## PROBLEM DESCRIPTION
Read the lines below. Copy out any that hold the string "redirect".

>>>

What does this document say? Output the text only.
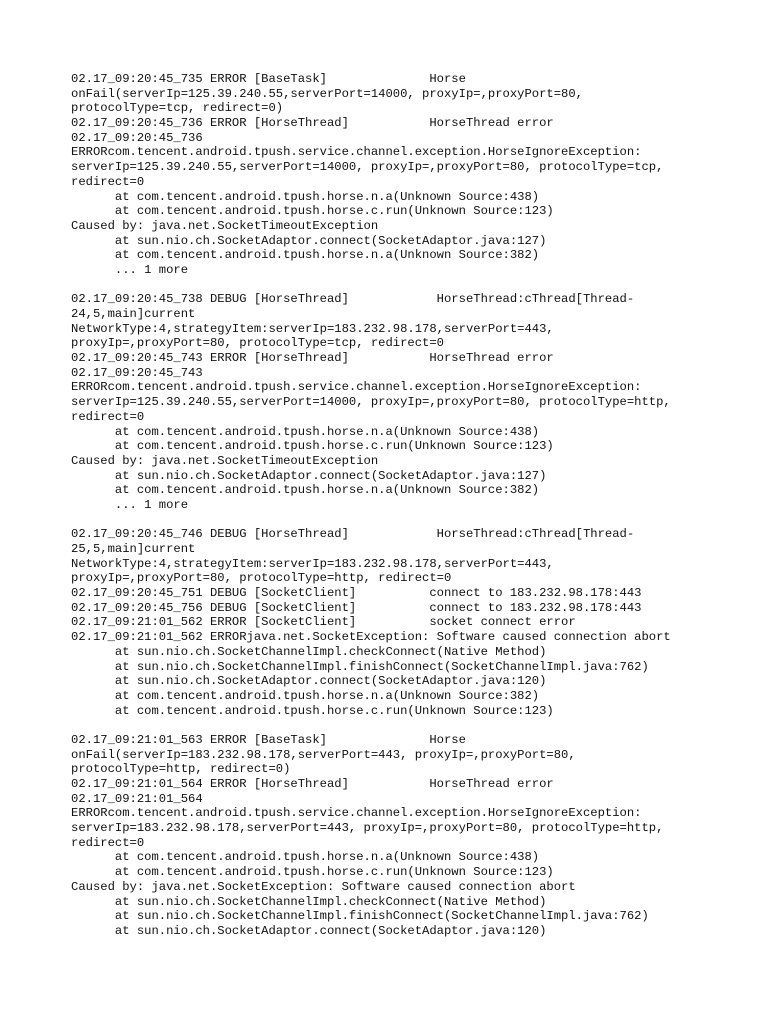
02.17_09:20:45_735 ERROR [BaseTask]              Horse
onFail(serverIp=125.39.240.55,serverPort=14000, proxyIp=,proxyPort=80,
protocolType=tcp, redirect=0)
02.17_09:20:45_736 ERROR [HorseThread]           HorseThread error
02.17_09:20:45_736
ERRORcom.tencent.android.tpush.service.channel.exception.HorseIgnoreException:
serverIp=125.39.240.55,serverPort=14000, proxyIp=,proxyPort=80, protocolType=tcp,
redirect=0
at com.tencent.android.tpush.horse.n.a(Unknown Source:438)
at com.tencent.android.tpush.horse.c.run(Unknown Source:123)
Caused by: java.net.SocketTimeoutException
at sun.nio.ch.SocketAdaptor.connect(SocketAdaptor.java:127)
at com.tencent.android.tpush.horse.n.a(Unknown Source:382)
... 1 more
02.17_09:20:45_738 DEBUG [HorseThread]            HorseThread:cThread[Thread-
24,5,main]current
NetworkType:4,strategyItem:serverIp=183.232.98.178,serverPort=443,
proxyIp=,proxyPort=80, protocolType=tcp, redirect=0
02.17_09:20:45_743 ERROR [HorseThread]           HorseThread error
02.17_09:20:45_743
ERRORcom.tencent.android.tpush.service.channel.exception.HorseIgnoreException:
serverIp=125.39.240.55,serverPort=14000, proxyIp=,proxyPort=80, protocolType=http,
redirect=0
at com.tencent.android.tpush.horse.n.a(Unknown Source:438)
at com.tencent.android.tpush.horse.c.run(Unknown Source:123)
Caused by: java.net.SocketTimeoutException
at sun.nio.ch.SocketAdaptor.connect(SocketAdaptor.java:127)
at com.tencent.android.tpush.horse.n.a(Unknown Source:382)
... 1 more
02.17_09:20:45_746 DEBUG [HorseThread]            HorseThread:cThread[Thread-
25,5,main]current
NetworkType:4,strategyItem:serverIp=183.232.98.178,serverPort=443,
proxyIp=,proxyPort=80, protocolType=http, redirect=0
02.17_09:20:45_751 DEBUG [SocketClient]          connect to 183.232.98.178:443
02.17_09:20:45_756 DEBUG [SocketClient]          connect to 183.232.98.178:443
02.17_09:21:01_562 ERROR [SocketClient]          socket connect error
02.17_09:21:01_562 ERRORjava.net.SocketException: Software caused connection abort
at sun.nio.ch.SocketChannelImpl.checkConnect(Native Method)
at sun.nio.ch.SocketChannelImpl.finishConnect(SocketChannelImpl.java:762)
at sun.nio.ch.SocketAdaptor.connect(SocketAdaptor.java:120)
at com.tencent.android.tpush.horse.n.a(Unknown Source:382)
at com.tencent.android.tpush.horse.c.run(Unknown Source:123)
02.17_09:21:01_563 ERROR [BaseTask]              Horse
onFail(serverIp=183.232.98.178,serverPort=443, proxyIp=,proxyPort=80,
protocolType=http, redirect=0)
02.17_09:21:01_564 ERROR [HorseThread]           HorseThread error
02.17_09:21:01_564
ERRORcom.tencent.android.tpush.service.channel.exception.HorseIgnoreException:
serverIp=183.232.98.178,serverPort=443, proxyIp=,proxyPort=80, protocolType=http,
redirect=0
at com.tencent.android.tpush.horse.n.a(Unknown Source:438)
at com.tencent.android.tpush.horse.c.run(Unknown Source:123)
Caused by: java.net.SocketException: Software caused connection abort
at sun.nio.ch.SocketChannelImpl.checkConnect(Native Method)
at sun.nio.ch.SocketChannelImpl.finishConnect(SocketChannelImpl.java:762)
at sun.nio.ch.SocketAdaptor.connect(SocketAdaptor.java:120)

<<<

## RESULT OF THIS EXERCISE
protocolType=tcp, redirect=0)
redirect=0
proxyIp=,proxyPort=80, protocolType=tcp, redirect=0
redirect=0
proxyIp=,proxyPort=80, protocolType=http, redirect=0
protocolType=http, redirect=0)
redirect=0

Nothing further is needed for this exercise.